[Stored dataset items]
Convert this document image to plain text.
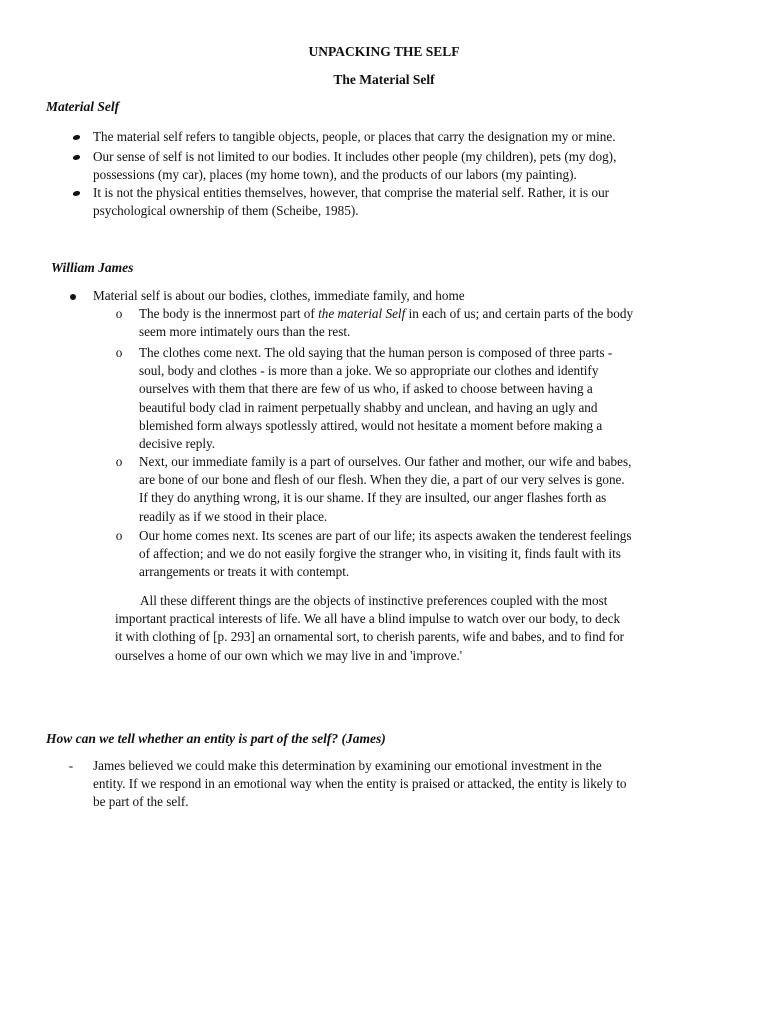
UNPACKING THE SELF
The Material Self
Material Self
The material self refers to tangible objects, people, or places that carry the designation my or mine.
Our sense of self is not limited to our bodies. It includes other people (my children), pets (my dog),
possessions (my car), places (my home town), and the products of our labors (my painting).
It is not the physical entities themselves, however, that comprise the material self. Rather, it is our
psychological ownership of them (Scheibe, 1985).
William James
Material self is about our bodies, clothes, immediate family, and home
o The body is the innermost part of the material Self in each of us; and certain parts of the body
seem more intimately ours than the rest.
o The clothes come next. The old saying that the human person is composed of three parts -
soul, body and clothes - is more than a joke. We so appropriate our clothes and identify
ourselves with them that there are few of us who, if asked to choose between having a
beautiful body clad in raiment perpetually shabby and unclean, and having an ugly and
blemished form always spotlessly attired, would not hesitate a moment before making a
decisive reply.
o Next, our immediate family is a part of ourselves. Our father and mother, our wife and babes,
are bone of our bone and flesh of our flesh. When they die, a part of our very selves is gone.
If they do anything wrong, it is our shame. If they are insulted, our anger flashes forth as
readily as if we stood in their place.
o Our home comes next. Its scenes are part of our life; its aspects awaken the tenderest feelings
of affection; and we do not easily forgive the stranger who, in visiting it, finds fault with its
arrangements or treats it with contempt.
All these different things are the objects of instinctive preferences coupled with the most
important practical interests of life. We all have a blind impulse to watch over our body, to deck
it with clothing of [p. 293] an ornamental sort, to cherish parents, wife and babes, and to find for
ourselves a home of our own which we may live in and 'improve.'
How can we tell whether an entity is part of the self? (James)
- James believed we could make this determination by examining our emotional investment in the
entity. If we respond in an emotional way when the entity is praised or attacked, the entity is likely to
be part of the self.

» **Directive**:
Say how many lines in the records hold "that", with the number as the whole reply.

» **Result of this task**:
4